EXERCISE TASK 1
From the text on orderliness below, quote the passage starting with "Some may actually" and going on through "of the system.".
EXERCISE TASK 2
In the text on orderliness below, what share of the Swedish Aspie bulletin board poll chose "Both A and B"?

TEXT EXTRACT
************
Orderliness

People on the Neurodiversity Spectrum often seem to be closer to the extreme ends of the orderliness spectrum.

Some need cleanliness, simplicity, order and neatness so as not to get stressed, confused or overwhelmed by their environment. (Being a perfectionist is not a personality disorder, it’s a personality type.)

“I feel very ‘uncomfortable when things are not in its place. So I maintain my house in a way that it always looks the same. I never leave anything in the kitchen that still needs to be washed up: I wash up immediatly after using anything. I don’t like dust on the floor so I race the vacuum cleaner through the house almost every day. I don’t like dirty clothes piling up so I do the laundry almost every day.”

– Lida, Aspie from the Netherlands

“I’ve discovered that organising, sorting and cleaning is my special interest. When I had my own apartment it was (periodically) squeaky clean i the fridge for example and I’d put all the containers and cans in symmetrical order. If the rest of the apartment was disordered and I felt low I could just go there and gawk and I’d feel a bit better.”

– Ohana, Aspie from Sweden

“I recognise this with cleaning and symmetry, not that I’m that interested, other than that I have fascist order among my files, which are also colour coded depending on subject. 😀 Unfortunately there are not many as many colours as I would wish in that department. 😀

– ‘weasley’, female Aspie from Sweden

Some seem to instead have extra big difficulties keeping things in order. Many Aspies – especially those with ADHD, dyspraxia or inertia – have expressed a preference for order but say that they still find it difficult or impossible to create or uphold themselves.

“SLOB here.  🙂  Major slob.  No one comes close to me.  Do I like things being out of order?  No.  Do I want to put them into order?  Nope.”

– Linda, Aspie from USA

Some may actually feel most comfortable among clutter and find orderly environments sterile and uninspiring. Some have their own system of order, which may look disorganised to those unaware of the system.

“I think there might be people who enjoy living in cluttered homes and gladly cruise around or step over piles and don’t see it as a problem (…). I’ve lived like that and quite enjoyed this chaos in my home for periods. At other times I am orderly, especially if I’m expecting visitors.”

– Noli, female Aspie from Sweden

“My house is organized chaos,  I know where everything is, but other people think its a mess.”

– Beth, Aspie from USA

“My room APPEARED cluttered and disorganized, but I NEEDED it that way. At any given time I knew what I had and where it was. If I had a precariously balanced stack of papers on my desk, I knew what was in that stack. If I had a drawer full of jumbled stuff, I knew what was in that jumble. Whenever my mom told me to clean up my room I simply could not because there was no other system that would have worked for me to keep things categorized and quantified in my mind.”

– Tom, Aspie from USA

Some don’t care one way or the other.

“I have no interest in order and minimal interest in symmetry. I usually clean when I don’t find things I’m looking for.”

Leif, adult with Aspie traits from Sweden

Many are both perfectionists and slobs at the same time, but in different areas. A poll in a Swedish Aspie bulletin board rendered the following result:

A. Absentminded Slob – 27%

B. Anal Perfectionist – 10%

C. Neither A or B – 5%

D. Both A and B – 56%

“Perfectionist:
When programming and other logical problems.
At work in every way.

“Slob:
At home on all accounts.
Social contacts.”
************
GIVEN RECORDS
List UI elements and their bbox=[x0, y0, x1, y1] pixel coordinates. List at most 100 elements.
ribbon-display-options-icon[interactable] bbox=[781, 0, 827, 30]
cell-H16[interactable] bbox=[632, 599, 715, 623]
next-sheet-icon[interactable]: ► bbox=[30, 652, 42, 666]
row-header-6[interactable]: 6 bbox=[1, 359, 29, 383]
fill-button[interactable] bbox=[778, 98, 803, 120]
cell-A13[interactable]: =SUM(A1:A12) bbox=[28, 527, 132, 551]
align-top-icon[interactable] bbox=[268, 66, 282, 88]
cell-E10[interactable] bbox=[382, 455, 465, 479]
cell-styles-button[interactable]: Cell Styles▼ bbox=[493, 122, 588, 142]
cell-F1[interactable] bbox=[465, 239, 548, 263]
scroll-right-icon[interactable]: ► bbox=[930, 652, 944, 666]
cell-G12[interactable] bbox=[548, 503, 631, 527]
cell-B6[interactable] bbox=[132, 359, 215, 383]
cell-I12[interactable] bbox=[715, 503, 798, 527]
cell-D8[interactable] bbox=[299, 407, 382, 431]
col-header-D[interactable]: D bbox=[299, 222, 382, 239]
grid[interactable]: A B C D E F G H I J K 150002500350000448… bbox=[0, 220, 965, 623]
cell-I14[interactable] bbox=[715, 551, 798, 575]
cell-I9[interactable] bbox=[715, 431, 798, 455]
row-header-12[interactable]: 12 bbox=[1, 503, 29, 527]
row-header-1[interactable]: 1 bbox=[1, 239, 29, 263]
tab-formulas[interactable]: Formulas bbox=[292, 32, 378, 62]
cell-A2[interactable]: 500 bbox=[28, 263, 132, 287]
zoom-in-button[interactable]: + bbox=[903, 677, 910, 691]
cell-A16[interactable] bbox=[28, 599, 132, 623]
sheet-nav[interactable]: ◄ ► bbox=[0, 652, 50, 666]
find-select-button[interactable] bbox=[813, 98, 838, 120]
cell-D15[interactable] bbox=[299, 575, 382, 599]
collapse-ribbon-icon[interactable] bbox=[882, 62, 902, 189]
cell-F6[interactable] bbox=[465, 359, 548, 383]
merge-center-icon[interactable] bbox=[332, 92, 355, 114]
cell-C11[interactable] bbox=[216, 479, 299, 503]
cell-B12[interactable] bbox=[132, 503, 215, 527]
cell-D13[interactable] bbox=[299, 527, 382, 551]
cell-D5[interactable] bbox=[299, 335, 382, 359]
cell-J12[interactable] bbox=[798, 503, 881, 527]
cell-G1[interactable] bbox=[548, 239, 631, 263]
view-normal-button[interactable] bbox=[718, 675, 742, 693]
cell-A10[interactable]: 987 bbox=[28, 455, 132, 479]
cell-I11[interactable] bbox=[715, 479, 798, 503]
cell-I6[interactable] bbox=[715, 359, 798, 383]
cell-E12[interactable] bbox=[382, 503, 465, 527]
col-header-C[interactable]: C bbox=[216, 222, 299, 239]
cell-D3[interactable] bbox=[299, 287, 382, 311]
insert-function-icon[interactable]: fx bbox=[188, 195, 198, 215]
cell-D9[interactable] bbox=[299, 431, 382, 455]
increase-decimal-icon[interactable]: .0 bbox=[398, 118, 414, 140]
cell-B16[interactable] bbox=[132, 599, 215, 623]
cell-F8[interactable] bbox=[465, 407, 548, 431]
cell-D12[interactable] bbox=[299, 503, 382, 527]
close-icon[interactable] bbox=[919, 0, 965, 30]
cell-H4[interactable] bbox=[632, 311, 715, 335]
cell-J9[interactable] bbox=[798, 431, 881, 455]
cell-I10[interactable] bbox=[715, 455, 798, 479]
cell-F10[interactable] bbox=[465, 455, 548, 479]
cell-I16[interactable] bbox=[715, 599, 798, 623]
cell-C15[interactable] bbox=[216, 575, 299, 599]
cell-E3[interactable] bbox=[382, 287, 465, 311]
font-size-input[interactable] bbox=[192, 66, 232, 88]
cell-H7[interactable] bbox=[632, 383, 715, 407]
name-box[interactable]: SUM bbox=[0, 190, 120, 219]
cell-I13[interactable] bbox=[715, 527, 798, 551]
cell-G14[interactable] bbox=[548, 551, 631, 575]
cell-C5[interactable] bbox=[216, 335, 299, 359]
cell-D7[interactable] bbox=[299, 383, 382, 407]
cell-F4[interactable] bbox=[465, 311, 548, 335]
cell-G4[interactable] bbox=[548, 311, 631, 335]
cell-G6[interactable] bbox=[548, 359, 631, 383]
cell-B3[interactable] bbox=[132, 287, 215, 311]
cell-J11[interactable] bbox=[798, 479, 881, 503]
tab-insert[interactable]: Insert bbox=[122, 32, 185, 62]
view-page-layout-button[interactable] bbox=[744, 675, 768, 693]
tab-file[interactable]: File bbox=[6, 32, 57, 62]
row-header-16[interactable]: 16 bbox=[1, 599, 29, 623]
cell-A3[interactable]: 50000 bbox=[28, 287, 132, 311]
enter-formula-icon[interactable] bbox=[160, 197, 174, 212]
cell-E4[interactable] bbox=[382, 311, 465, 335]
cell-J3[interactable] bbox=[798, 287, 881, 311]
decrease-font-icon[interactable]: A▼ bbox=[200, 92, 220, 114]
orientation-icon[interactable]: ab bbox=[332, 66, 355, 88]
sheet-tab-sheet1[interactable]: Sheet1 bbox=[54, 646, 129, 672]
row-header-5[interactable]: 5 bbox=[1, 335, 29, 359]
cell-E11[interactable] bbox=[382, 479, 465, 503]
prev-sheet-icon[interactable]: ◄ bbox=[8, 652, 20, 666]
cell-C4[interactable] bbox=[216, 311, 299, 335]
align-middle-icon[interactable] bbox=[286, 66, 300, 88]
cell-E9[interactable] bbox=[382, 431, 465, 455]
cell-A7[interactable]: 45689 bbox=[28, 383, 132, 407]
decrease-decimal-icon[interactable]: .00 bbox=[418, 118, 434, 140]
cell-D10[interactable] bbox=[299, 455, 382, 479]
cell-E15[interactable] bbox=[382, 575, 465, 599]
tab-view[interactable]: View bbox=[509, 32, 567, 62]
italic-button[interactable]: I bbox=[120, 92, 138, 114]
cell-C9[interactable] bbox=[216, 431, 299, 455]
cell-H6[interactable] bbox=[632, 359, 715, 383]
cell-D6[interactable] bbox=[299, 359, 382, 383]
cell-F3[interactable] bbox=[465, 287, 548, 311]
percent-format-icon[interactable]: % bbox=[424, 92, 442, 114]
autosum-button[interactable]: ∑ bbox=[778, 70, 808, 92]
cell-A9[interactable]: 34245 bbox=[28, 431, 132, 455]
************
RIGHT ANSWER 1
Some may actually feel most comfortable among clutter and find orderly environments sterile and uninspiring. Some have their own system of order, which may look disorganised to those unaware of the system.

RIGHT ANSWER 2
56%